*SHORT TASK*:
Omit the pictures, then reproduce every remaining record exactly.
————————
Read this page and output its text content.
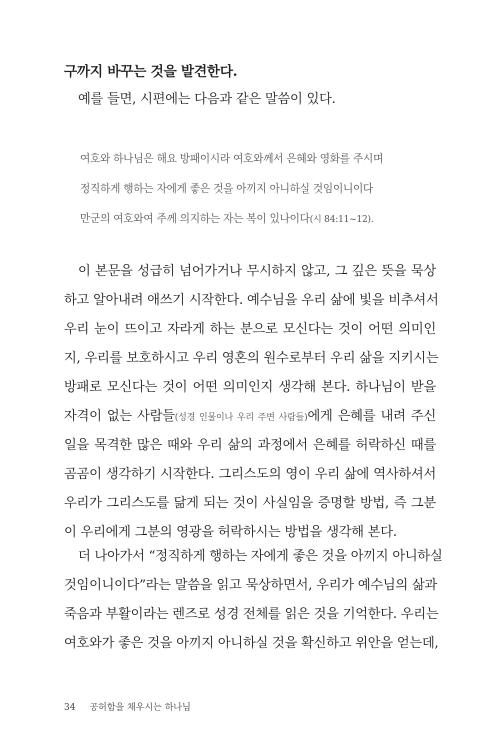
구까지 바꾸는 것을 발견한다.
예를 들면, 시편에는 다음과 같은 말씀이 있다.
여호와 하나님은 해요 방패이시라 여호와께서 은혜와 영화를 주시며
정직하게 행하는 자에게 좋은 것을 아끼지 아니하실 것임이니이다
만군의 여호와여 주께 의지하는 자는 복이 있나이다(시 84:11~12).
이 본문을 성급히 넘어가거나 무시하지 않고, 그 깊은 뜻을 묵상
하고 알아내려 애쓰기 시작한다. 예수님을 우리 삶에 빛을 비추셔서
우리 눈이 뜨이고 자라게 하는 분으로 모신다는 것이 어떤 의미인
지, 우리를 보호하시고 우리 영혼의 원수로부터 우리 삶을 지키시는
방패로 모신다는 것이 어떤 의미인지 생각해 본다. 하나님이 받을
자격이 없는 사람들(성경 인물이나 우리 주변 사람들)에게 은혜를 내려 주신
일을 목격한 많은 때와 우리 삶의 과정에서 은혜를 허락하신 때를
곰곰이 생각하기 시작한다. 그리스도의 영이 우리 삶에 역사하셔서
우리가 그리스도를 닮게 되는 것이 사실임을 증명할 방법, 즉 그분
이 우리에게 그분의 영광을 허락하시는 방법을 생각해 본다.
더 나아가서 “정직하게 행하는 자에게 좋은 것을 아끼지 아니하실
것임이니이다”라는 말씀을 읽고 묵상하면서, 우리가 예수님의 삶과
죽음과 부활이라는 렌즈로 성경 전체를 읽은 것을 기억한다. 우리는
여호와가 좋은 것을 아끼지 아니하실 것을 확신하고 위안을 얻는데,
34 공허함을 채우시는 하나님
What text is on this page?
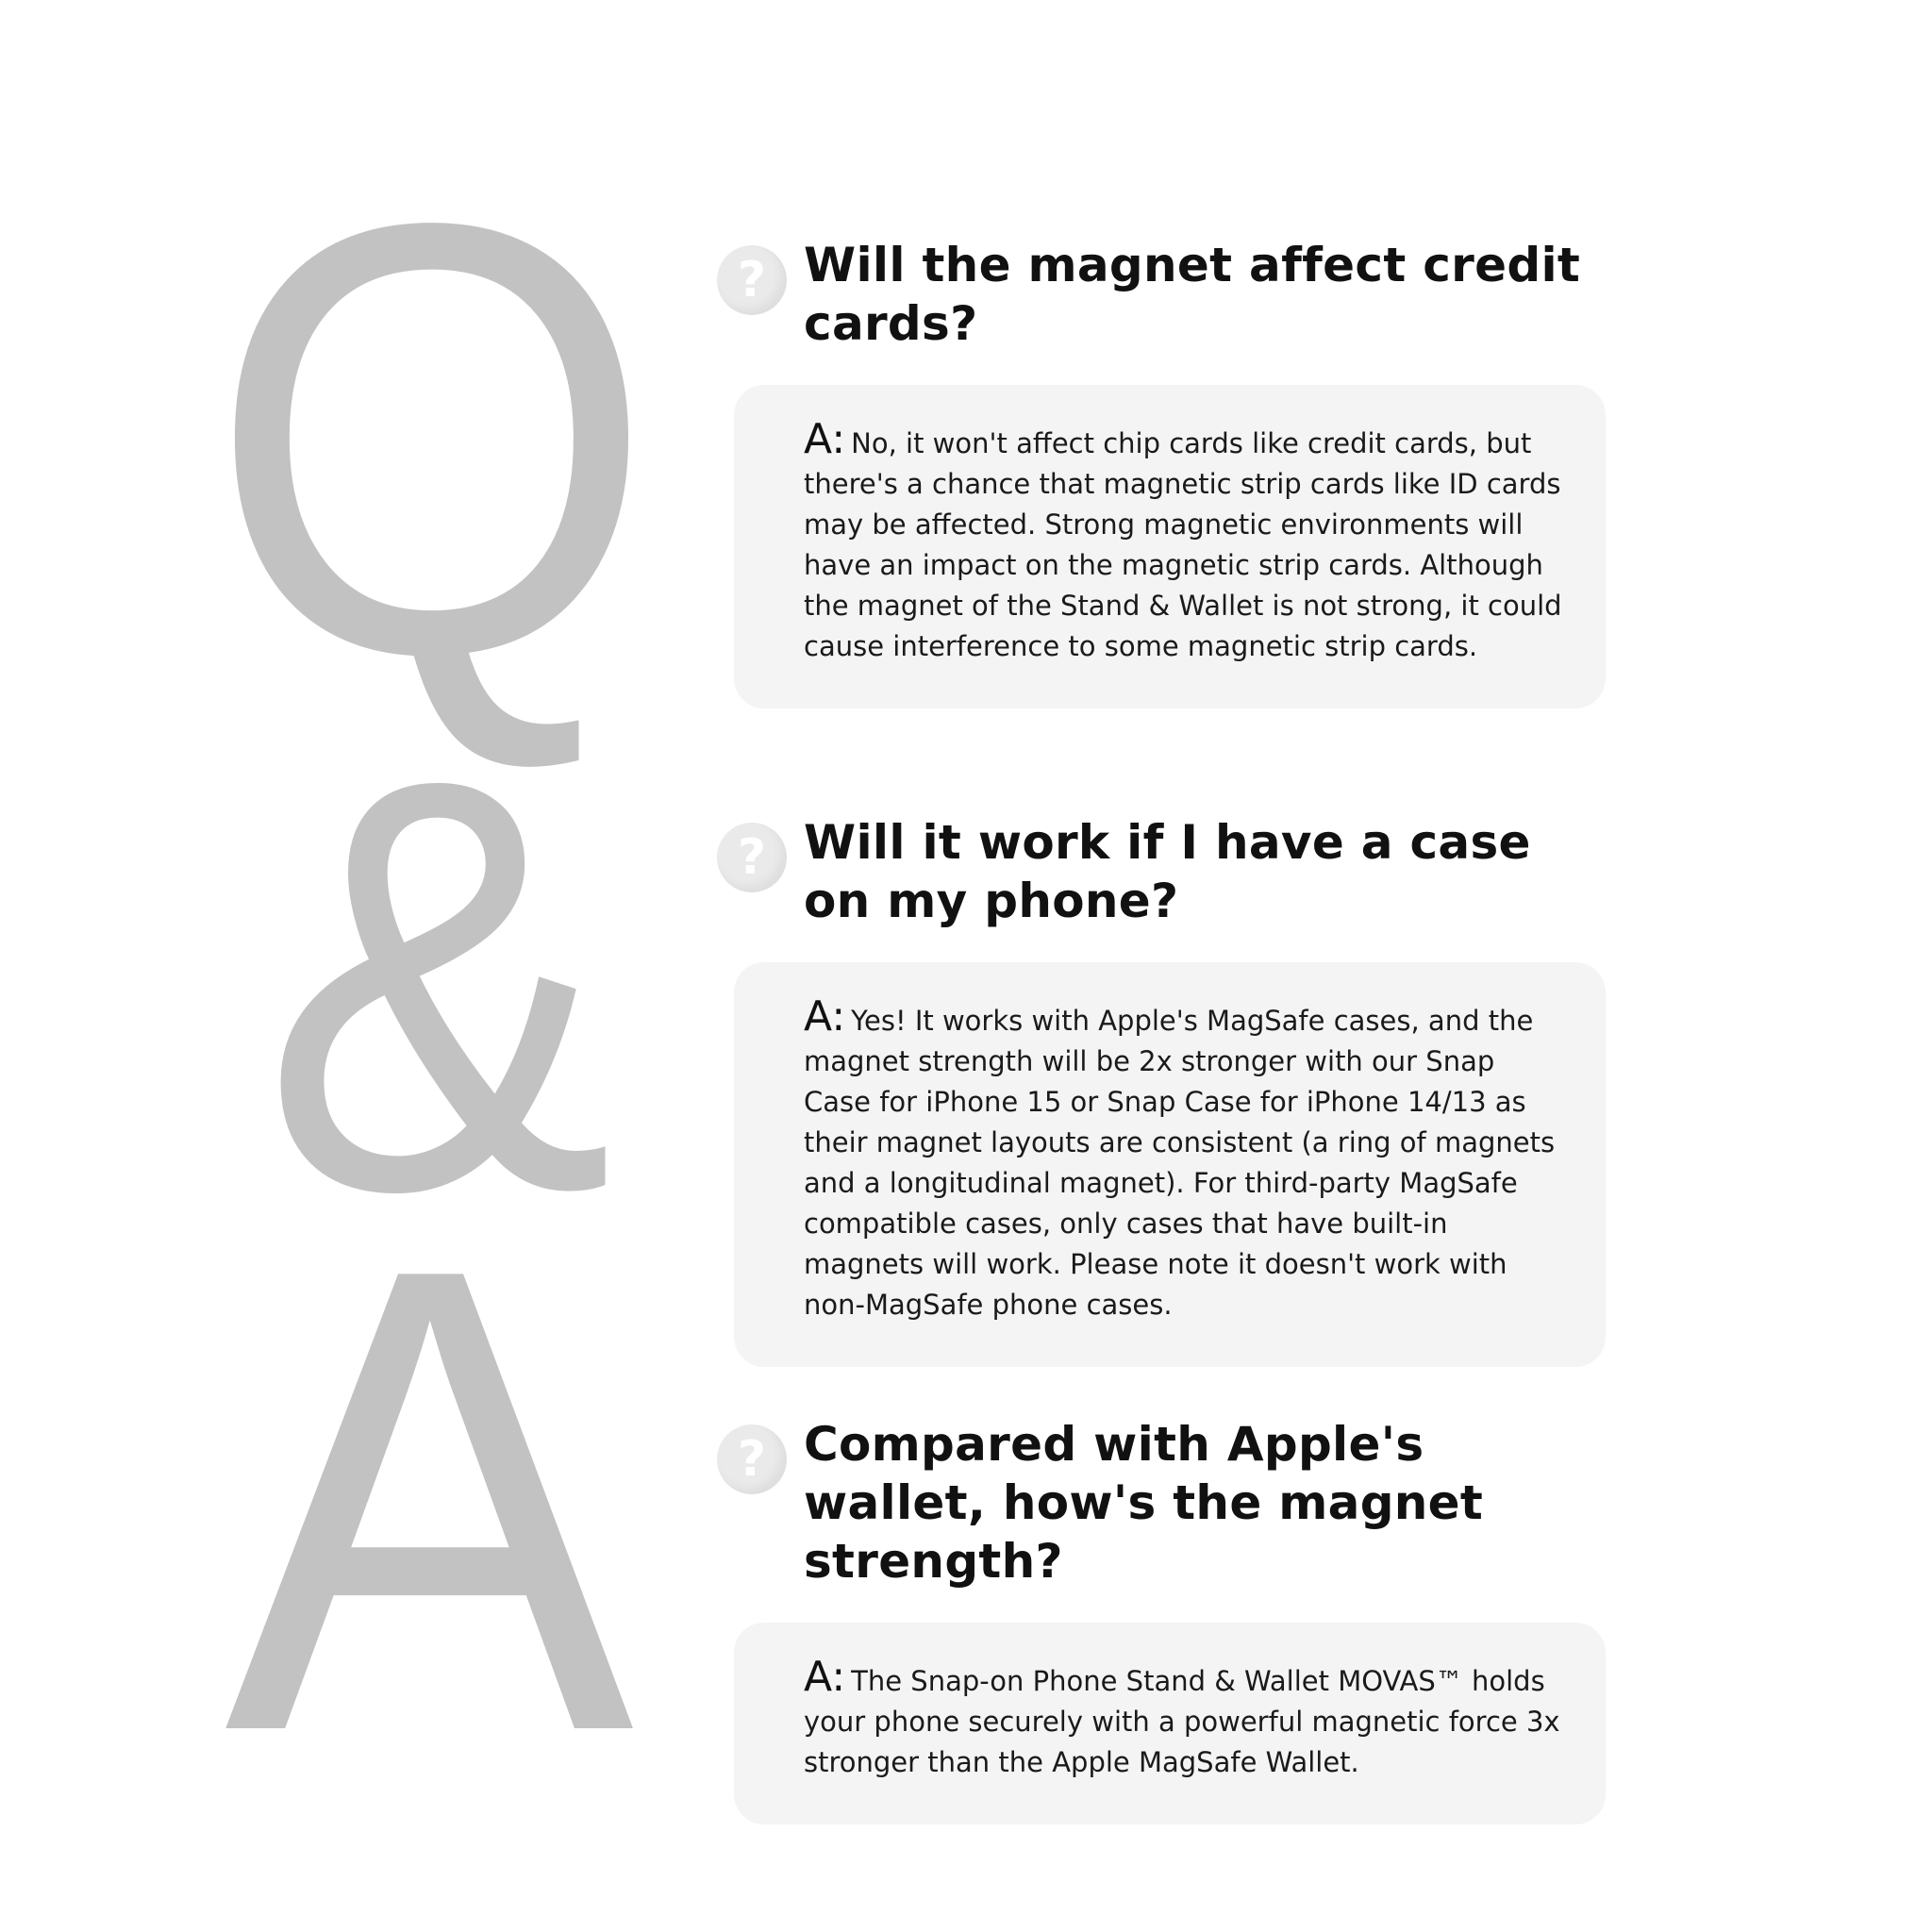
Q
&
A
? Will the magnet affect credit cards?

A: No, it won't affect chip cards like credit cards, but there's a chance that magnetic strip cards like ID cards may be affected. Strong magnetic environments will have an impact on the magnetic strip cards. Although the magnet of the Stand & Wallet is not strong, it could cause interference to some magnetic strip cards.

? Will it work if I have a case on my phone?

A: Yes! It works with Apple's MagSafe cases, and the magnet strength will be 2x stronger with our Snap Case for iPhone 15 or Snap Case for iPhone 14/13 as their magnet layouts are consistent (a ring of magnets and a longitudinal magnet). For third-party MagSafe compatible cases, only cases that have built-in magnets will work. Please note it doesn't work with non-MagSafe phone cases.

? Compared with Apple's wallet, how's the magnet strength?

A: The Snap-on Phone Stand & Wallet MOVAS™ holds your phone securely with a powerful magnetic force 3x stronger than the Apple MagSafe Wallet.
————————
*FINAL RESULT*:
Read this page and output its text content.
구까지 바꾸는 것을 발견한다.
예를 들면, 시편에는 다음과 같은 말씀이 있다.
여호와 하나님은 해요 방패이시라 여호와께서 은혜와 영화를 주시며
정직하게 행하는 자에게 좋은 것을 아끼지 아니하실 것임이니이다
만군의 여호와여 주께 의지하는 자는 복이 있나이다(시 84:11~12).
이 본문을 성급히 넘어가거나 무시하지 않고, 그 깊은 뜻을 묵상
하고 알아내려 애쓰기 시작한다. 예수님을 우리 삶에 빛을 비추셔서
우리 눈이 뜨이고 자라게 하는 분으로 모신다는 것이 어떤 의미인
지, 우리를 보호하시고 우리 영혼의 원수로부터 우리 삶을 지키시는
방패로 모신다는 것이 어떤 의미인지 생각해 본다. 하나님이 받을
자격이 없는 사람들(성경 인물이나 우리 주변 사람들)에게 은혜를 내려 주신
일을 목격한 많은 때와 우리 삶의 과정에서 은혜를 허락하신 때를
곰곰이 생각하기 시작한다. 그리스도의 영이 우리 삶에 역사하셔서
우리가 그리스도를 닮게 되는 것이 사실임을 증명할 방법, 즉 그분
이 우리에게 그분의 영광을 허락하시는 방법을 생각해 본다.
더 나아가서 “정직하게 행하는 자에게 좋은 것을 아끼지 아니하실
것임이니이다”라는 말씀을 읽고 묵상하면서, 우리가 예수님의 삶과
죽음과 부활이라는 렌즈로 성경 전체를 읽은 것을 기억한다. 우리는
여호와가 좋은 것을 아끼지 아니하실 것을 확신하고 위안을 얻는데,
34 공허함을 채우시는 하나님
What text is on this page?
Q
&
A
? Will the magnet affect credit cards?

A: No, it won't affect chip cards like credit cards, but there's a chance that magnetic strip cards like ID cards may be affected. Strong magnetic environments will have an impact on the magnetic strip cards. Although the magnet of the Stand & Wallet is not strong, it could cause interference to some magnetic strip cards.

? Will it work if I have a case on my phone?

A: Yes! It works with Apple's MagSafe cases, and the magnet strength will be 2x stronger with our Snap Case for iPhone 15 or Snap Case for iPhone 14/13 as their magnet layouts are consistent (a ring of magnets and a longitudinal magnet). For third-party MagSafe compatible cases, only cases that have built-in magnets will work. Please note it doesn't work with non-MagSafe phone cases.

? Compared with Apple's wallet, how's the magnet strength?

A: The Snap-on Phone Stand & Wallet MOVAS™ holds your phone securely with a powerful magnetic force 3x stronger than the Apple MagSafe Wallet.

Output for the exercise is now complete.